• [Extracted records]:
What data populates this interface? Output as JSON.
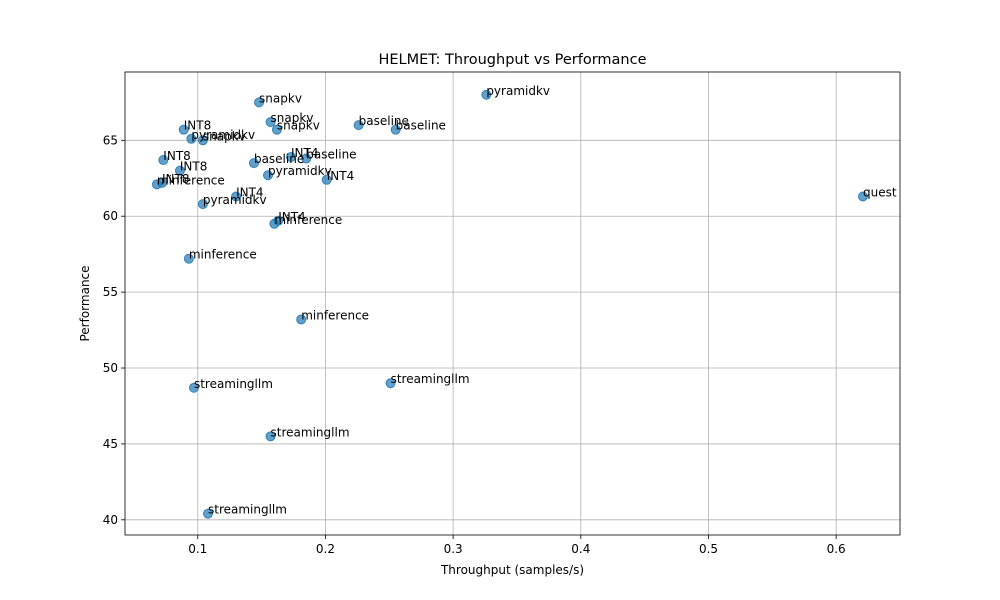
{
  "chart_data": {
    "type": "scatter",
    "title": "HELMET: Throughput vs Performance",
    "xlabel": "Throughput (samples/s)",
    "ylabel": "Performance",
    "xlim": [
      0.043,
      0.65
    ],
    "ylim": [
      39.0,
      69.5
    ],
    "xticks": [
      0.1,
      0.2,
      0.3,
      0.4,
      0.5,
      0.6
    ],
    "xtick_labels": [
      "0.1",
      "0.2",
      "0.3",
      "0.4",
      "0.5",
      "0.6"
    ],
    "yticks": [
      40,
      45,
      50,
      55,
      60,
      65
    ],
    "ytick_labels": [
      "40",
      "45",
      "50",
      "55",
      "60",
      "65"
    ],
    "grid": true,
    "color": "#1f77b4",
    "points": [
      {
        "x": 0.326,
        "y": 68.0,
        "label": "pyramidkv"
      },
      {
        "x": 0.148,
        "y": 67.5,
        "label": "snapkv"
      },
      {
        "x": 0.226,
        "y": 66.0,
        "label": "baseline"
      },
      {
        "x": 0.157,
        "y": 66.2,
        "label": "snapkv"
      },
      {
        "x": 0.162,
        "y": 65.7,
        "label": "snapkv"
      },
      {
        "x": 0.255,
        "y": 65.7,
        "label": "baseline"
      },
      {
        "x": 0.089,
        "y": 65.7,
        "label": "INT8"
      },
      {
        "x": 0.095,
        "y": 65.1,
        "label": "pyramidkv"
      },
      {
        "x": 0.104,
        "y": 65.0,
        "label": "snapkv"
      },
      {
        "x": 0.073,
        "y": 63.7,
        "label": "INT8"
      },
      {
        "x": 0.173,
        "y": 63.9,
        "label": "INT4"
      },
      {
        "x": 0.185,
        "y": 63.8,
        "label": "baseline"
      },
      {
        "x": 0.144,
        "y": 63.5,
        "label": "baseline"
      },
      {
        "x": 0.086,
        "y": 63.0,
        "label": "INT8"
      },
      {
        "x": 0.155,
        "y": 62.7,
        "label": "pyramidkv"
      },
      {
        "x": 0.201,
        "y": 62.4,
        "label": "INT4"
      },
      {
        "x": 0.068,
        "y": 62.1,
        "label": "minference"
      },
      {
        "x": 0.072,
        "y": 62.2,
        "label": "INT8"
      },
      {
        "x": 0.13,
        "y": 61.3,
        "label": "INT4"
      },
      {
        "x": 0.104,
        "y": 60.8,
        "label": "pyramidkv"
      },
      {
        "x": 0.621,
        "y": 61.3,
        "label": "quest"
      },
      {
        "x": 0.163,
        "y": 59.7,
        "label": "INT4"
      },
      {
        "x": 0.16,
        "y": 59.5,
        "label": "minference"
      },
      {
        "x": 0.093,
        "y": 57.2,
        "label": "minference"
      },
      {
        "x": 0.181,
        "y": 53.2,
        "label": "minference"
      },
      {
        "x": 0.251,
        "y": 49.0,
        "label": "streamingllm"
      },
      {
        "x": 0.097,
        "y": 48.7,
        "label": "streamingllm"
      },
      {
        "x": 0.157,
        "y": 45.5,
        "label": "streamingllm"
      },
      {
        "x": 0.108,
        "y": 40.4,
        "label": "streamingllm"
      }
    ]
  }
}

• [Exercise requirements]:
Every line is to be duplicated exactly, though pictures stay out.

• [Final result]:
What data populates this interface? Output as JSON.
{
  "chart_data": {
    "type": "scatter",
    "title": "HELMET: Throughput vs Performance",
    "xlabel": "Throughput (samples/s)",
    "ylabel": "Performance",
    "xlim": [
      0.043,
      0.65
    ],
    "ylim": [
      39.0,
      69.5
    ],
    "xticks": [
      0.1,
      0.2,
      0.3,
      0.4,
      0.5,
      0.6
    ],
    "xtick_labels": [
      "0.1",
      "0.2",
      "0.3",
      "0.4",
      "0.5",
      "0.6"
    ],
    "yticks": [
      40,
      45,
      50,
      55,
      60,
      65
    ],
    "ytick_labels": [
      "40",
      "45",
      "50",
      "55",
      "60",
      "65"
    ],
    "grid": true,
    "color": "#1f77b4",
    "points": [
      {
        "x": 0.326,
        "y": 68.0,
        "label": "pyramidkv"
      },
      {
        "x": 0.148,
        "y": 67.5,
        "label": "snapkv"
      },
      {
        "x": 0.226,
        "y": 66.0,
        "label": "baseline"
      },
      {
        "x": 0.157,
        "y": 66.2,
        "label": "snapkv"
      },
      {
        "x": 0.162,
        "y": 65.7,
        "label": "snapkv"
      },
      {
        "x": 0.255,
        "y": 65.7,
        "label": "baseline"
      },
      {
        "x": 0.089,
        "y": 65.7,
        "label": "INT8"
      },
      {
        "x": 0.095,
        "y": 65.1,
        "label": "pyramidkv"
      },
      {
        "x": 0.104,
        "y": 65.0,
        "label": "snapkv"
      },
      {
        "x": 0.073,
        "y": 63.7,
        "label": "INT8"
      },
      {
        "x": 0.173,
        "y": 63.9,
        "label": "INT4"
      },
      {
        "x": 0.185,
        "y": 63.8,
        "label": "baseline"
      },
      {
        "x": 0.144,
        "y": 63.5,
        "label": "baseline"
      },
      {
        "x": 0.086,
        "y": 63.0,
        "label": "INT8"
      },
      {
        "x": 0.155,
        "y": 62.7,
        "label": "pyramidkv"
      },
      {
        "x": 0.201,
        "y": 62.4,
        "label": "INT4"
      },
      {
        "x": 0.068,
        "y": 62.1,
        "label": "minference"
      },
      {
        "x": 0.072,
        "y": 62.2,
        "label": "INT8"
      },
      {
        "x": 0.13,
        "y": 61.3,
        "label": "INT4"
      },
      {
        "x": 0.104,
        "y": 60.8,
        "label": "pyramidkv"
      },
      {
        "x": 0.621,
        "y": 61.3,
        "label": "quest"
      },
      {
        "x": 0.163,
        "y": 59.7,
        "label": "INT4"
      },
      {
        "x": 0.16,
        "y": 59.5,
        "label": "minference"
      },
      {
        "x": 0.093,
        "y": 57.2,
        "label": "minference"
      },
      {
        "x": 0.181,
        "y": 53.2,
        "label": "minference"
      },
      {
        "x": 0.251,
        "y": 49.0,
        "label": "streamingllm"
      },
      {
        "x": 0.097,
        "y": 48.7,
        "label": "streamingllm"
      },
      {
        "x": 0.157,
        "y": 45.5,
        "label": "streamingllm"
      },
      {
        "x": 0.108,
        "y": 40.4,
        "label": "streamingllm"
      }
    ]
  }
}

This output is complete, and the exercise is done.